*** Opening of RECORDS FOR PROCESSING ***

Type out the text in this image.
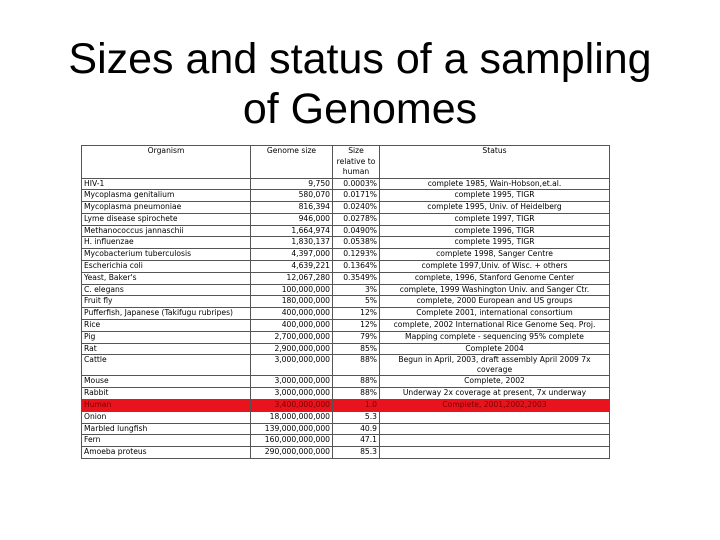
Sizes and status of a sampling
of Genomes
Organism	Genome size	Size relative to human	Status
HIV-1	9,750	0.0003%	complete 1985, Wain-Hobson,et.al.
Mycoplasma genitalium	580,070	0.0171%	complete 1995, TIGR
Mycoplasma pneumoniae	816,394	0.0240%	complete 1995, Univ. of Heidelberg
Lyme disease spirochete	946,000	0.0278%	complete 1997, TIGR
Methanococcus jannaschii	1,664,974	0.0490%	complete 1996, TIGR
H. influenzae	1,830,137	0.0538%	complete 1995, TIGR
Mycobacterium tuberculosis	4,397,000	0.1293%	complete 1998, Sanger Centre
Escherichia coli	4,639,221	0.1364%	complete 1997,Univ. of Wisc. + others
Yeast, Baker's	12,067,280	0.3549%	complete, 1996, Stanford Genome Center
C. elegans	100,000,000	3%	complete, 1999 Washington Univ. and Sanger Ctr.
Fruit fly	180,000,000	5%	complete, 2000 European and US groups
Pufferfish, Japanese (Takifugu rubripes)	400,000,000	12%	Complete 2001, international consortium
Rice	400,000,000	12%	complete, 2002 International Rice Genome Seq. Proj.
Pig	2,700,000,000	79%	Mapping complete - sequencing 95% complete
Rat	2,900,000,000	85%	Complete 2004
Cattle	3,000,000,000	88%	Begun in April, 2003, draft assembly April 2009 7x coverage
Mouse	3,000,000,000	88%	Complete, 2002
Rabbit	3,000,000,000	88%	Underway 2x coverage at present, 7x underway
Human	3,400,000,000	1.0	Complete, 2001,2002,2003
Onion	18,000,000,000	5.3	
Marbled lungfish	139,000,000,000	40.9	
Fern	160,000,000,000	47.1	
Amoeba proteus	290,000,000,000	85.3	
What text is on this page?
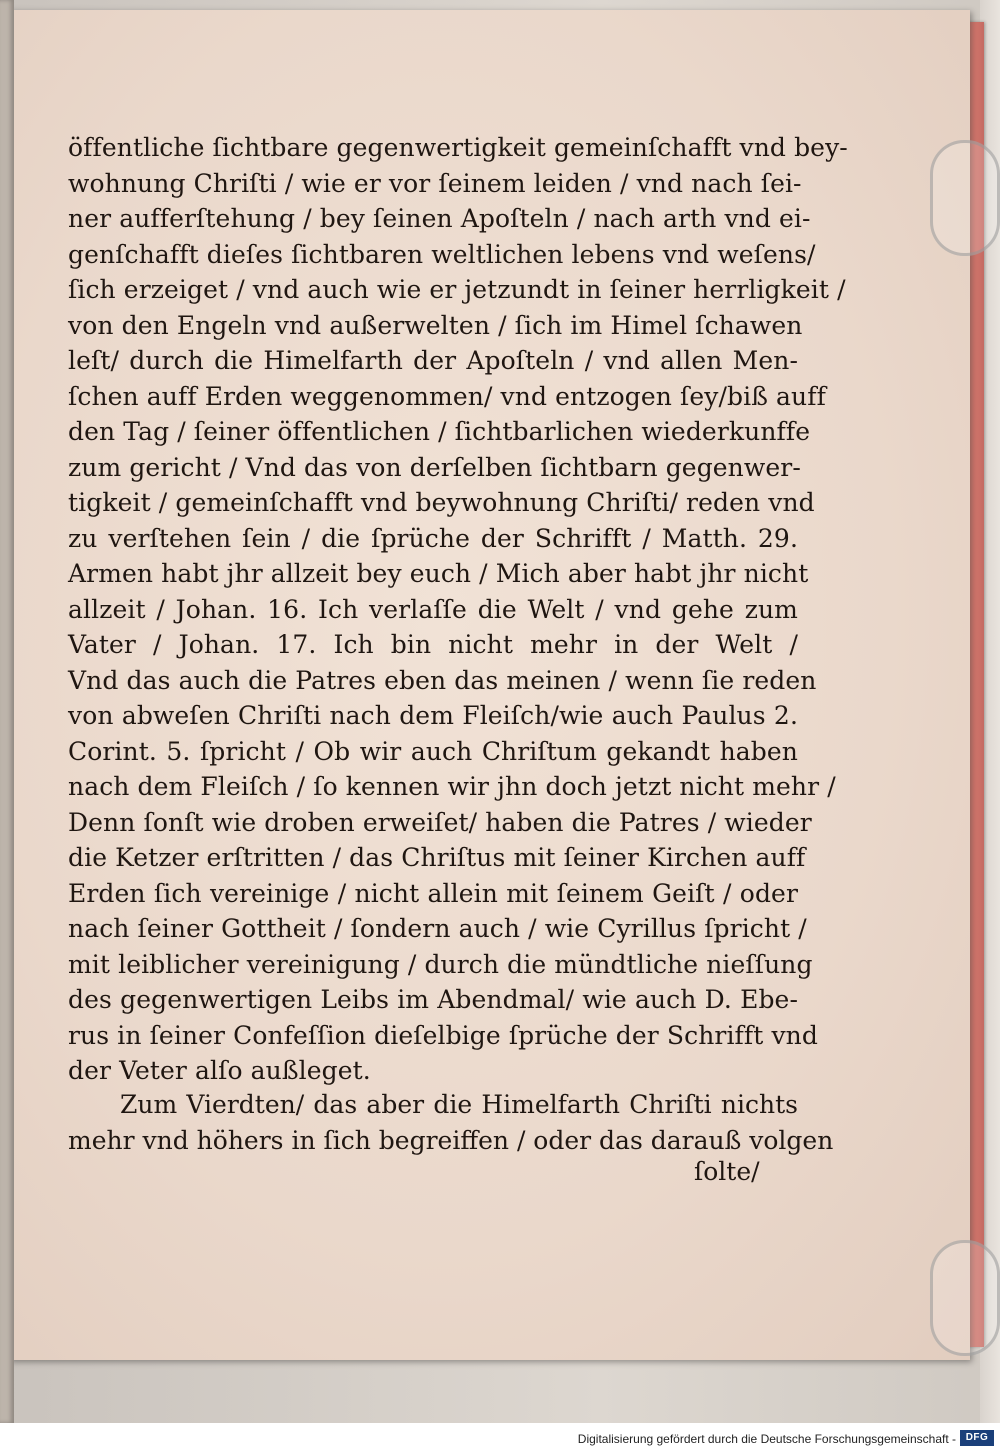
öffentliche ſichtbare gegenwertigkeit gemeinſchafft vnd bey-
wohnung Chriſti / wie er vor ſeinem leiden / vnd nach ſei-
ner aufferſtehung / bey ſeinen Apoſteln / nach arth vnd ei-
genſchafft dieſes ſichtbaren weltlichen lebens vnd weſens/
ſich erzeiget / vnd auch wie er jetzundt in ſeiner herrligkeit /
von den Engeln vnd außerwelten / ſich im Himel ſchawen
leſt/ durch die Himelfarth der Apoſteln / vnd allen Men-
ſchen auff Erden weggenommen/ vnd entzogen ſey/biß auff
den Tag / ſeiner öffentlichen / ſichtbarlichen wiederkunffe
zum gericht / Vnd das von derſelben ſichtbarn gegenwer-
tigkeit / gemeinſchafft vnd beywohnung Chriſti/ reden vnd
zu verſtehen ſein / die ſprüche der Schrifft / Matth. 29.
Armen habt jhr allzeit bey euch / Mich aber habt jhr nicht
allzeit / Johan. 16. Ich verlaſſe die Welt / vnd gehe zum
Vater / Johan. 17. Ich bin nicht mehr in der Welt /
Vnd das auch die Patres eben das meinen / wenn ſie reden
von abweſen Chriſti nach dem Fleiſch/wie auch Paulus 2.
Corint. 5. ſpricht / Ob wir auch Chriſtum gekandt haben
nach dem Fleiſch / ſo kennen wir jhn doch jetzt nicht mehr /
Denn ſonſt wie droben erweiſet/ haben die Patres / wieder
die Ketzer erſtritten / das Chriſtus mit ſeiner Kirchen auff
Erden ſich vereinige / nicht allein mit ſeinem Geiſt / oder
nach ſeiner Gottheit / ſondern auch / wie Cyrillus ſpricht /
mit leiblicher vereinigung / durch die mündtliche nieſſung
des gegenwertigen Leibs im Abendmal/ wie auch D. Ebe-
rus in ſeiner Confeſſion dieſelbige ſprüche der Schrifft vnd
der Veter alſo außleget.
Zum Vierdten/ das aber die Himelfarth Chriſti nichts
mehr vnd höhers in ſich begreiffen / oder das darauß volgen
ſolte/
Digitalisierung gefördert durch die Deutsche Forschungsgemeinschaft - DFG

*** Close of RECORDS FOR PROCESSING ***

Check the data for the word "ſeiner" and pull out the lines that have it.

ſich erzeiget / vnd auch wie er jetzundt in ſeiner herrligkeit /
den Tag / ſeiner öffentlichen / ſichtbarlichen wiederkunffe
die Ketzer erſtritten / das Chriſtus mit ſeiner Kirchen auff
nach ſeiner Gottheit / ſondern auch / wie Cyrillus ſpricht /
rus in ſeiner Confeſſion dieſelbige ſprüche der Schrifft vnd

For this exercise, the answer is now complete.